AVAILABLE DATA:
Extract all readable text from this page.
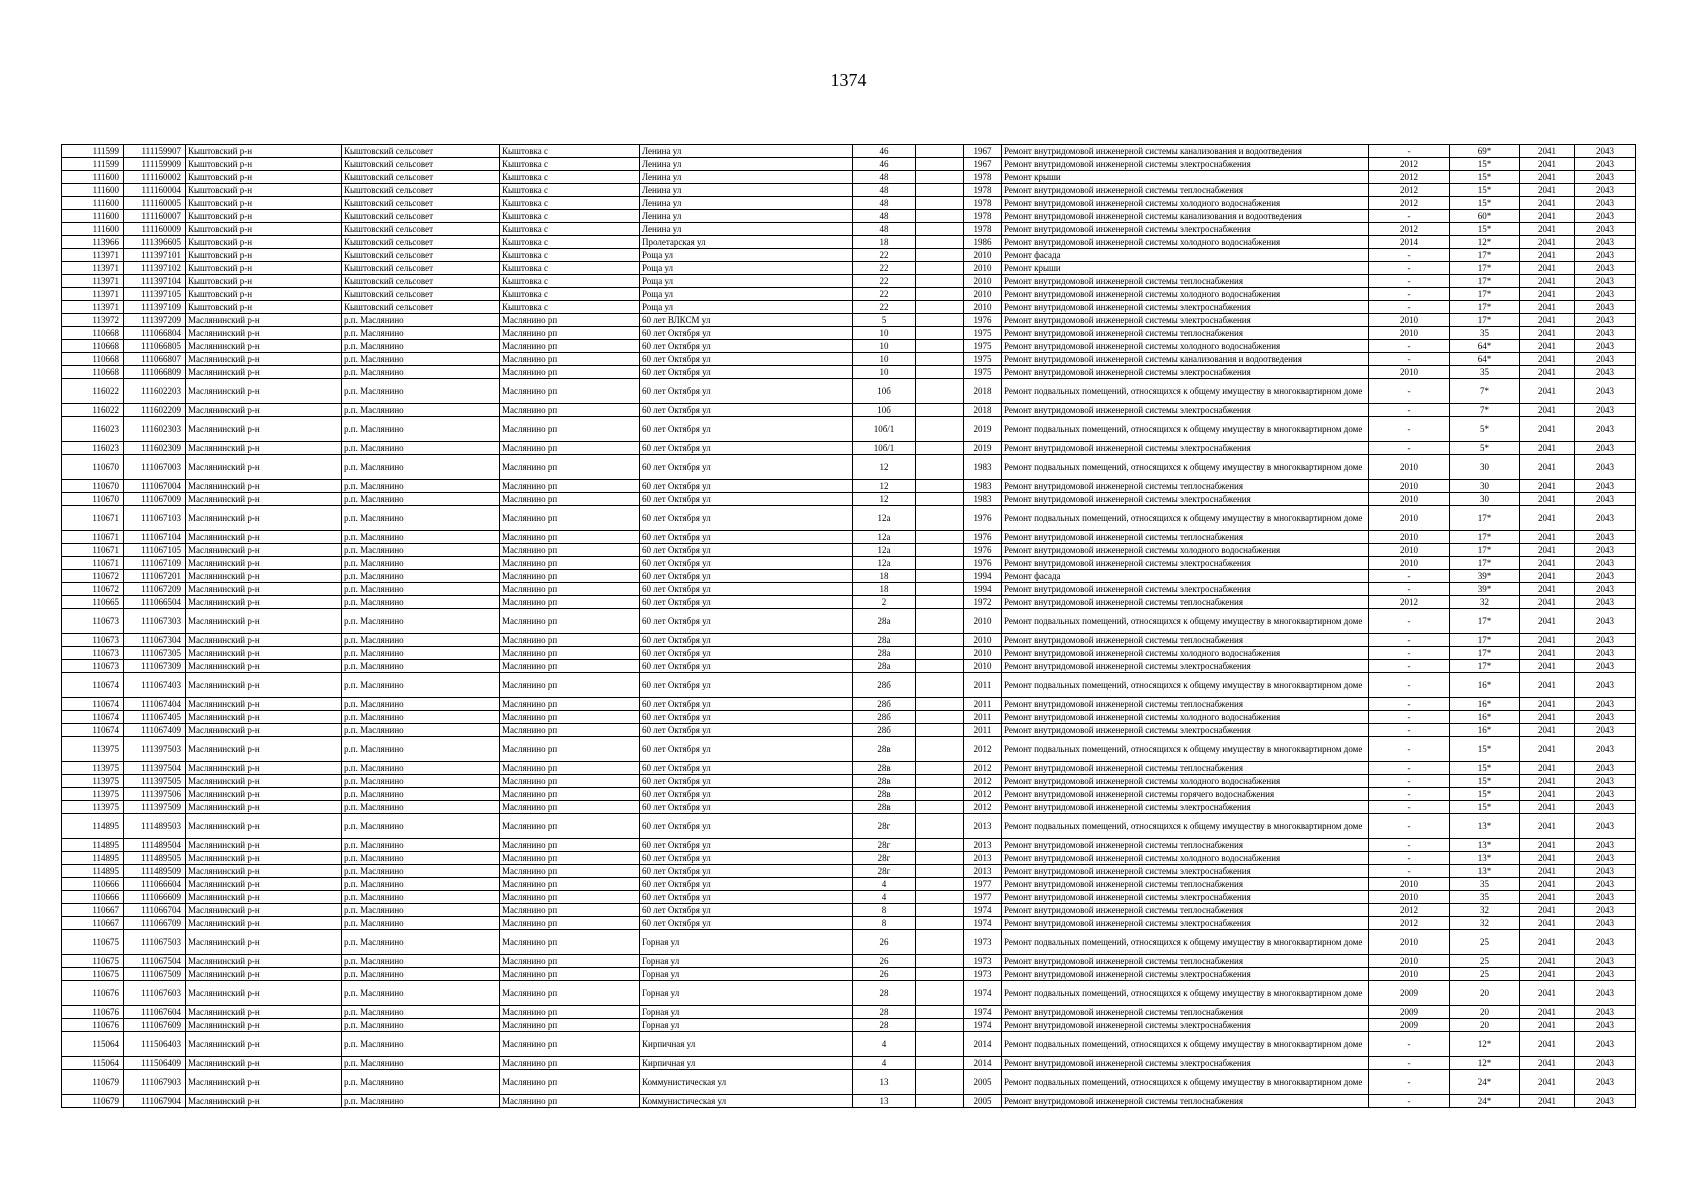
1374
111599	111159907	Кыштовский р-н	Кыштовский сельсовет	Кыштовка с	Ленина ул	46		1967	Ремонт внутридомовой инженерной системы канализования и водоотведения	-	69*	2041	2043
111599	111159909	Кыштовский р-н	Кыштовский сельсовет	Кыштовка с	Ленина ул	46		1967	Ремонт внутридомовой инженерной системы электроснабжения	2012	15*	2041	2043
111600	111160002	Кыштовский р-н	Кыштовский сельсовет	Кыштовка с	Ленина ул	48		1978	Ремонт крыши	2012	15*	2041	2043
111600	111160004	Кыштовский р-н	Кыштовский сельсовет	Кыштовка с	Ленина ул	48		1978	Ремонт внутридомовой инженерной системы теплоснабжения	2012	15*	2041	2043
111600	111160005	Кыштовский р-н	Кыштовский сельсовет	Кыштовка с	Ленина ул	48		1978	Ремонт внутридомовой инженерной системы холодного водоснабжения	2012	15*	2041	2043
111600	111160007	Кыштовский р-н	Кыштовский сельсовет	Кыштовка с	Ленина ул	48		1978	Ремонт внутридомовой инженерной системы канализования и водоотведения	-	60*	2041	2043
111600	111160009	Кыштовский р-н	Кыштовский сельсовет	Кыштовка с	Ленина ул	48		1978	Ремонт внутридомовой инженерной системы электроснабжения	2012	15*	2041	2043
113966	111396605	Кыштовский р-н	Кыштовский сельсовет	Кыштовка с	Пролетарская ул	18		1986	Ремонт внутридомовой инженерной системы холодного водоснабжения	2014	12*	2041	2043
113971	111397101	Кыштовский р-н	Кыштовский сельсовет	Кыштовка с	Роща ул	22		2010	Ремонт фасада	-	17*	2041	2043
113971	111397102	Кыштовский р-н	Кыштовский сельсовет	Кыштовка с	Роща ул	22		2010	Ремонт крыши	-	17*	2041	2043
113971	111397104	Кыштовский р-н	Кыштовский сельсовет	Кыштовка с	Роща ул	22		2010	Ремонт внутридомовой инженерной системы теплоснабжения	-	17*	2041	2043
113971	111397105	Кыштовский р-н	Кыштовский сельсовет	Кыштовка с	Роща ул	22		2010	Ремонт внутридомовой инженерной системы холодного водоснабжения	-	17*	2041	2043
113971	111397109	Кыштовский р-н	Кыштовский сельсовет	Кыштовка с	Роща ул	22		2010	Ремонт внутридомовой инженерной системы электроснабжения	-	17*	2041	2043
113972	111397209	Маслянинский р-н	р.п. Маслянино	Маслянино рп	60 лет ВЛКСМ ул	5		1976	Ремонт внутридомовой инженерной системы электроснабжения	2010	17*	2041	2043
110668	111066804	Маслянинский р-н	р.п. Маслянино	Маслянино рп	60 лет Октября ул	10		1975	Ремонт внутридомовой инженерной системы теплоснабжения	2010	35	2041	2043
110668	111066805	Маслянинский р-н	р.п. Маслянино	Маслянино рп	60 лет Октября ул	10		1975	Ремонт внутридомовой инженерной системы холодного водоснабжения	-	64*	2041	2043
110668	111066807	Маслянинский р-н	р.п. Маслянино	Маслянино рп	60 лет Октября ул	10		1975	Ремонт внутридомовой инженерной системы канализования и водоотведения	-	64*	2041	2043
110668	111066809	Маслянинский р-н	р.п. Маслянино	Маслянино рп	60 лет Октября ул	10		1975	Ремонт внутридомовой инженерной системы электроснабжения	2010	35	2041	2043
116022	111602203	Маслянинский р-н	р.п. Маслянино	Маслянино рп	60 лет Октября ул	10б		2018	Ремонт подвальных помещений, относящихся к общему имуществу в многоквартирном доме	-	7*	2041	2043
116022	111602209	Маслянинский р-н	р.п. Маслянино	Маслянино рп	60 лет Октября ул	10б		2018	Ремонт внутридомовой инженерной системы электроснабжения	-	7*	2041	2043
116023	111602303	Маслянинский р-н	р.п. Маслянино	Маслянино рп	60 лет Октября ул	10б/1		2019	Ремонт подвальных помещений, относящихся к общему имуществу в многоквартирном доме	-	5*	2041	2043
116023	111602309	Маслянинский р-н	р.п. Маслянино	Маслянино рп	60 лет Октября ул	10б/1		2019	Ремонт внутридомовой инженерной системы электроснабжения	-	5*	2041	2043
110670	111067003	Маслянинский р-н	р.п. Маслянино	Маслянино рп	60 лет Октября ул	12		1983	Ремонт подвальных помещений, относящихся к общему имуществу в многоквартирном доме	2010	30	2041	2043
110670	111067004	Маслянинский р-н	р.п. Маслянино	Маслянино рп	60 лет Октября ул	12		1983	Ремонт внутридомовой инженерной системы теплоснабжения	2010	30	2041	2043
110670	111067009	Маслянинский р-н	р.п. Маслянино	Маслянино рп	60 лет Октября ул	12		1983	Ремонт внутридомовой инженерной системы электроснабжения	2010	30	2041	2043
110671	111067103	Маслянинский р-н	р.п. Маслянино	Маслянино рп	60 лет Октября ул	12а		1976	Ремонт подвальных помещений, относящихся к общему имуществу в многоквартирном доме	2010	17*	2041	2043
110671	111067104	Маслянинский р-н	р.п. Маслянино	Маслянино рп	60 лет Октября ул	12а		1976	Ремонт внутридомовой инженерной системы теплоснабжения	2010	17*	2041	2043
110671	111067105	Маслянинский р-н	р.п. Маслянино	Маслянино рп	60 лет Октября ул	12а		1976	Ремонт внутридомовой инженерной системы холодного водоснабжения	2010	17*	2041	2043
110671	111067109	Маслянинский р-н	р.п. Маслянино	Маслянино рп	60 лет Октября ул	12а		1976	Ремонт внутридомовой инженерной системы электроснабжения	2010	17*	2041	2043
110672	111067201	Маслянинский р-н	р.п. Маслянино	Маслянино рп	60 лет Октября ул	18		1994	Ремонт фасада	-	39*	2041	2043
110672	111067209	Маслянинский р-н	р.п. Маслянино	Маслянино рп	60 лет Октября ул	18		1994	Ремонт внутридомовой инженерной системы электроснабжения	-	39*	2041	2043
110665	111066504	Маслянинский р-н	р.п. Маслянино	Маслянино рп	60 лет Октября ул	2		1972	Ремонт внутридомовой инженерной системы теплоснабжения	2012	32	2041	2043
110673	111067303	Маслянинский р-н	р.п. Маслянино	Маслянино рп	60 лет Октября ул	28а		2010	Ремонт подвальных помещений, относящихся к общему имуществу в многоквартирном доме	-	17*	2041	2043
110673	111067304	Маслянинский р-н	р.п. Маслянино	Маслянино рп	60 лет Октября ул	28а		2010	Ремонт внутридомовой инженерной системы теплоснабжения	-	17*	2041	2043
110673	111067305	Маслянинский р-н	р.п. Маслянино	Маслянино рп	60 лет Октября ул	28а		2010	Ремонт внутридомовой инженерной системы холодного водоснабжения	-	17*	2041	2043
110673	111067309	Маслянинский р-н	р.п. Маслянино	Маслянино рп	60 лет Октября ул	28а		2010	Ремонт внутридомовой инженерной системы электроснабжения	-	17*	2041	2043
110674	111067403	Маслянинский р-н	р.п. Маслянино	Маслянино рп	60 лет Октября ул	28б		2011	Ремонт подвальных помещений, относящихся к общему имуществу в многоквартирном доме	-	16*	2041	2043
110674	111067404	Маслянинский р-н	р.п. Маслянино	Маслянино рп	60 лет Октября ул	28б		2011	Ремонт внутридомовой инженерной системы теплоснабжения	-	16*	2041	2043
110674	111067405	Маслянинский р-н	р.п. Маслянино	Маслянино рп	60 лет Октября ул	28б		2011	Ремонт внутридомовой инженерной системы холодного водоснабжения	-	16*	2041	2043
110674	111067409	Маслянинский р-н	р.п. Маслянино	Маслянино рп	60 лет Октября ул	28б		2011	Ремонт внутридомовой инженерной системы электроснабжения	-	16*	2041	2043
113975	111397503	Маслянинский р-н	р.п. Маслянино	Маслянино рп	60 лет Октября ул	28в		2012	Ремонт подвальных помещений, относящихся к общему имуществу в многоквартирном доме	-	15*	2041	2043
113975	111397504	Маслянинский р-н	р.п. Маслянино	Маслянино рп	60 лет Октября ул	28в		2012	Ремонт внутридомовой инженерной системы теплоснабжения	-	15*	2041	2043
113975	111397505	Маслянинский р-н	р.п. Маслянино	Маслянино рп	60 лет Октября ул	28в		2012	Ремонт внутридомовой инженерной системы холодного водоснабжения	-	15*	2041	2043
113975	111397506	Маслянинский р-н	р.п. Маслянино	Маслянино рп	60 лет Октября ул	28в		2012	Ремонт внутридомовой инженерной системы горячего водоснабжения	-	15*	2041	2043
113975	111397509	Маслянинский р-н	р.п. Маслянино	Маслянино рп	60 лет Октября ул	28в		2012	Ремонт внутридомовой инженерной системы электроснабжения	-	15*	2041	2043
114895	111489503	Маслянинский р-н	р.п. Маслянино	Маслянино рп	60 лет Октября ул	28г		2013	Ремонт подвальных помещений, относящихся к общему имуществу в многоквартирном доме	-	13*	2041	2043
114895	111489504	Маслянинский р-н	р.п. Маслянино	Маслянино рп	60 лет Октября ул	28г		2013	Ремонт внутридомовой инженерной системы теплоснабжения	-	13*	2041	2043
114895	111489505	Маслянинский р-н	р.п. Маслянино	Маслянино рп	60 лет Октября ул	28г		2013	Ремонт внутридомовой инженерной системы холодного водоснабжения	-	13*	2041	2043
114895	111489509	Маслянинский р-н	р.п. Маслянино	Маслянино рп	60 лет Октября ул	28г		2013	Ремонт внутридомовой инженерной системы электроснабжения	-	13*	2041	2043
110666	111066604	Маслянинский р-н	р.п. Маслянино	Маслянино рп	60 лет Октября ул	4		1977	Ремонт внутридомовой инженерной системы теплоснабжения	2010	35	2041	2043
110666	111066609	Маслянинский р-н	р.п. Маслянино	Маслянино рп	60 лет Октября ул	4		1977	Ремонт внутридомовой инженерной системы электроснабжения	2010	35	2041	2043
110667	111066704	Маслянинский р-н	р.п. Маслянино	Маслянино рп	60 лет Октября ул	8		1974	Ремонт внутридомовой инженерной системы теплоснабжения	2012	32	2041	2043
110667	111066709	Маслянинский р-н	р.п. Маслянино	Маслянино рп	60 лет Октября ул	8		1974	Ремонт внутридомовой инженерной системы электроснабжения	2012	32	2041	2043
110675	111067503	Маслянинский р-н	р.п. Маслянино	Маслянино рп	Горная ул	26		1973	Ремонт подвальных помещений, относящихся к общему имуществу в многоквартирном доме	2010	25	2041	2043
110675	111067504	Маслянинский р-н	р.п. Маслянино	Маслянино рп	Горная ул	26		1973	Ремонт внутридомовой инженерной системы теплоснабжения	2010	25	2041	2043
110675	111067509	Маслянинский р-н	р.п. Маслянино	Маслянино рп	Горная ул	26		1973	Ремонт внутридомовой инженерной системы электроснабжения	2010	25	2041	2043
110676	111067603	Маслянинский р-н	р.п. Маслянино	Маслянино рп	Горная ул	28		1974	Ремонт подвальных помещений, относящихся к общему имуществу в многоквартирном доме	2009	20	2041	2043
110676	111067604	Маслянинский р-н	р.п. Маслянино	Маслянино рп	Горная ул	28		1974	Ремонт внутридомовой инженерной системы теплоснабжения	2009	20	2041	2043
110676	111067609	Маслянинский р-н	р.п. Маслянино	Маслянино рп	Горная ул	28		1974	Ремонт внутридомовой инженерной системы электроснабжения	2009	20	2041	2043
115064	111506403	Маслянинский р-н	р.п. Маслянино	Маслянино рп	Кирпичная ул	4		2014	Ремонт подвальных помещений, относящихся к общему имуществу в многоквартирном доме	-	12*	2041	2043
115064	111506409	Маслянинский р-н	р.п. Маслянино	Маслянино рп	Кирпичная ул	4		2014	Ремонт внутридомовой инженерной системы электроснабжения	-	12*	2041	2043
110679	111067903	Маслянинский р-н	р.п. Маслянино	Маслянино рп	Коммунистическая ул	13		2005	Ремонт подвальных помещений, относящихся к общему имуществу в многоквартирном доме	-	24*	2041	2043
110679	111067904	Маслянинский р-н	р.п. Маслянино	Маслянино рп	Коммунистическая ул	13		2005	Ремонт внутридомовой инженерной системы теплоснабжения	-	24*	2041	2043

PROBLEM: Of all the lines in the entries, how many contain the word "крыши"? Give only the number.

IN RESPONSE: 2